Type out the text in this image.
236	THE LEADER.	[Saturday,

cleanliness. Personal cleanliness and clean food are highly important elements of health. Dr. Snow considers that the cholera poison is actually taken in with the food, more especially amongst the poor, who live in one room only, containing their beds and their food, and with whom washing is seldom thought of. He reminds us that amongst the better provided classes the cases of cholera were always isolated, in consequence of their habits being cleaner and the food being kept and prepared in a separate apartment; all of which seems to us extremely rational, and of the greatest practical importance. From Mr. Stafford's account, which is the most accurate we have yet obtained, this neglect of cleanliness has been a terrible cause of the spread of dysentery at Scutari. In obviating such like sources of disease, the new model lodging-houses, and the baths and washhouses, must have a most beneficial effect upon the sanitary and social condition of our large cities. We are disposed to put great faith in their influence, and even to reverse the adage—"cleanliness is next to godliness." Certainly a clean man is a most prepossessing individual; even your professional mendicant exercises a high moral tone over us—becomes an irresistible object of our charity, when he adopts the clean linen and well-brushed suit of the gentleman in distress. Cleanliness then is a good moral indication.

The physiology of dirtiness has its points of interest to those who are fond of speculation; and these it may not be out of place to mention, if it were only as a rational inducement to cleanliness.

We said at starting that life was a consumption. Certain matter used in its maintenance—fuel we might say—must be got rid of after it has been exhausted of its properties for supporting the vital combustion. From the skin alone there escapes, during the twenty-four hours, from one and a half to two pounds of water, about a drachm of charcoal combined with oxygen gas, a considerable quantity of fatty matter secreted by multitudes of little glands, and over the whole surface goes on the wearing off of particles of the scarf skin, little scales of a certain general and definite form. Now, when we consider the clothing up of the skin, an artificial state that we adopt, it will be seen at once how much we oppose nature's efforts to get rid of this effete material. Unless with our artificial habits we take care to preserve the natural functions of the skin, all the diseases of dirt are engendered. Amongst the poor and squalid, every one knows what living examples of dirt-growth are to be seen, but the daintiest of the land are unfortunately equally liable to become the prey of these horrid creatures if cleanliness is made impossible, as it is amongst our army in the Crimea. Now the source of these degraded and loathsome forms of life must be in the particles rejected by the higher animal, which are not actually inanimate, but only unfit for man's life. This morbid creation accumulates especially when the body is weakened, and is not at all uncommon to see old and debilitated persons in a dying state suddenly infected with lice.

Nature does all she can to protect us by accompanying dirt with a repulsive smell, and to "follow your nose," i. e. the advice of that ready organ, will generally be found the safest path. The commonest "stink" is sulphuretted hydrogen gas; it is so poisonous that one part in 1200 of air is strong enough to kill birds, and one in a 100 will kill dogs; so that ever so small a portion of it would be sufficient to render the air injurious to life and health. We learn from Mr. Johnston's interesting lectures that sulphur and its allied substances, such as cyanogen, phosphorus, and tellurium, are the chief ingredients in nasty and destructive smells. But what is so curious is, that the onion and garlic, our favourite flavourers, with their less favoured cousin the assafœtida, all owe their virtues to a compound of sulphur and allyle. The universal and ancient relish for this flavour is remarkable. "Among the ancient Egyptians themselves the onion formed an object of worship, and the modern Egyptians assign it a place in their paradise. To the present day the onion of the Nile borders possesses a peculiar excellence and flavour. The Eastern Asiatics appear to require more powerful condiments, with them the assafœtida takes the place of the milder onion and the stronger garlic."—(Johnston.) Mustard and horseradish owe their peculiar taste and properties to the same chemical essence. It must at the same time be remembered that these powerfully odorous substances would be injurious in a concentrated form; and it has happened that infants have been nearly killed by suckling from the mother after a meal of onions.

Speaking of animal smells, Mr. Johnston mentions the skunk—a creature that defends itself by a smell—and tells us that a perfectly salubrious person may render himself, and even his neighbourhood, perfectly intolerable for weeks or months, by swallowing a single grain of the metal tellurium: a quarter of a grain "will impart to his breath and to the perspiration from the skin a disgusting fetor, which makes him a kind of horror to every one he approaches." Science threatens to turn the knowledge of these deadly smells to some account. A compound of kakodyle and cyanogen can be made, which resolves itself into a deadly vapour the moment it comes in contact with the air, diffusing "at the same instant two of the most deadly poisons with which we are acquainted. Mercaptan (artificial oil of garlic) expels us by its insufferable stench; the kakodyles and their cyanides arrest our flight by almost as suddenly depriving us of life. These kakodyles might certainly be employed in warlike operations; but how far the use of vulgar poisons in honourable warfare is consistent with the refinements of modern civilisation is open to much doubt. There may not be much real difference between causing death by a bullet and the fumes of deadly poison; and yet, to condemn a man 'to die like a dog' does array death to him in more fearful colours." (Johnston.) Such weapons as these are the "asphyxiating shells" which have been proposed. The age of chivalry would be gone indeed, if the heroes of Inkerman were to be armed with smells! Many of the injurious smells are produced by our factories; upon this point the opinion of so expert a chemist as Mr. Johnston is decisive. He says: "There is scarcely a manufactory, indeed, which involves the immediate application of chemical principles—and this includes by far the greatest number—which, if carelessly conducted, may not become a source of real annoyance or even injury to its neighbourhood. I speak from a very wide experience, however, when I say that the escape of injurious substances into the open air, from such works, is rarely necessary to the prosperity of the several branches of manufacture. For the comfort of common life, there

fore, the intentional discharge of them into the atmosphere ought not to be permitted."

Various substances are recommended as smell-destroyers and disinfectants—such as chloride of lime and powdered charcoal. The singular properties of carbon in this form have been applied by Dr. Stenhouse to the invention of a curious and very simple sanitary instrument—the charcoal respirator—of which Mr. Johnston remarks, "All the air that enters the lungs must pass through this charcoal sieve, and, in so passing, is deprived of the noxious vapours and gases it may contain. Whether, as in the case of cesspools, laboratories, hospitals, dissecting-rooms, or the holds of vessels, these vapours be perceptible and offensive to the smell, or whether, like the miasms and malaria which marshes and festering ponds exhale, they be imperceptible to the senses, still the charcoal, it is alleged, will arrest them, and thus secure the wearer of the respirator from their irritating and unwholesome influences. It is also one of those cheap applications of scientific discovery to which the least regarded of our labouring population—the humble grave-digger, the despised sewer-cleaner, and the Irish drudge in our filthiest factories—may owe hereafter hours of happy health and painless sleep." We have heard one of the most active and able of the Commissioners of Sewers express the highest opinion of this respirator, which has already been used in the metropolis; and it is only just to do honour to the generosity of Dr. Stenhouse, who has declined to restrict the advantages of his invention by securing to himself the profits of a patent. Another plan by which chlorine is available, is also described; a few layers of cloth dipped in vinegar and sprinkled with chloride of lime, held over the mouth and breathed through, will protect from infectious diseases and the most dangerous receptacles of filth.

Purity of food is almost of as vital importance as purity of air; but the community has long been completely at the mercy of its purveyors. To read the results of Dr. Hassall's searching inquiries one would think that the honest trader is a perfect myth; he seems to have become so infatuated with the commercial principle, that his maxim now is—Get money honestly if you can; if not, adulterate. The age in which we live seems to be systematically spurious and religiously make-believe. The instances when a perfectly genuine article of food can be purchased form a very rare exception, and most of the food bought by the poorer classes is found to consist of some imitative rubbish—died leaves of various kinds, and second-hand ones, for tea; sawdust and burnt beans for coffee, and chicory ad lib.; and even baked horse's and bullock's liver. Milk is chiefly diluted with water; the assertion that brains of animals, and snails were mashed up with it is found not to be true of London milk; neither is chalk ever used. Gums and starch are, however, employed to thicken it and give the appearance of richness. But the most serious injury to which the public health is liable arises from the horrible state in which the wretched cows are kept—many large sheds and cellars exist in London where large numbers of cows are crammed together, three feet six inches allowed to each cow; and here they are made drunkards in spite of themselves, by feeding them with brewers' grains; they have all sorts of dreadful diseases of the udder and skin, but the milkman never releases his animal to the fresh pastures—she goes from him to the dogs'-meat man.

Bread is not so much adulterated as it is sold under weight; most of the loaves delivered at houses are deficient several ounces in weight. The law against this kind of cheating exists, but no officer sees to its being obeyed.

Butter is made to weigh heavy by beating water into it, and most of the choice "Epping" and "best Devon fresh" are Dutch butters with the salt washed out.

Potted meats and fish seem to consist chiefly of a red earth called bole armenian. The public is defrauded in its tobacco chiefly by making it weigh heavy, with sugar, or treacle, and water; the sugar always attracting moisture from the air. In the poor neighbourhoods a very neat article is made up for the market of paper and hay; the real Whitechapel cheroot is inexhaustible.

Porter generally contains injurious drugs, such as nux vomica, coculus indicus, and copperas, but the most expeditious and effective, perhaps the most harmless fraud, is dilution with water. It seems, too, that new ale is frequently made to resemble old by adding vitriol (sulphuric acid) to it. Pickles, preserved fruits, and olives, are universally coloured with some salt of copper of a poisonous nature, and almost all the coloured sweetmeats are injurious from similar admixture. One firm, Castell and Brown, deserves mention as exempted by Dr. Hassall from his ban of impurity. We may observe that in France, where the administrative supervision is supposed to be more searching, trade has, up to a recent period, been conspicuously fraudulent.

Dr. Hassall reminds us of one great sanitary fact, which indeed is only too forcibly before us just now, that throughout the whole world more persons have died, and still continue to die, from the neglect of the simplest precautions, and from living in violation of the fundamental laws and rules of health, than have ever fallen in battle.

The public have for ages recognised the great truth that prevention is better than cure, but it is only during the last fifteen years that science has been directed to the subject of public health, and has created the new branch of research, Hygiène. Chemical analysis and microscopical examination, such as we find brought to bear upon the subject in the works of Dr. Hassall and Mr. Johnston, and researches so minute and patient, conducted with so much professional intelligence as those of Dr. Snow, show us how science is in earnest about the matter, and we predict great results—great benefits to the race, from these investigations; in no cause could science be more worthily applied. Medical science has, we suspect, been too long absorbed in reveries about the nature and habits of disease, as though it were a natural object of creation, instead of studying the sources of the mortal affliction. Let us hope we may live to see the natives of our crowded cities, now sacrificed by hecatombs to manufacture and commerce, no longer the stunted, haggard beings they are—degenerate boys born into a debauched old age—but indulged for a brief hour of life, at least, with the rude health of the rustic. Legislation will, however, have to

PROBLEM DESCRIPTION:
Tell how many lines of the records above hold the string "heavy". Give no other text.

REPLY:
2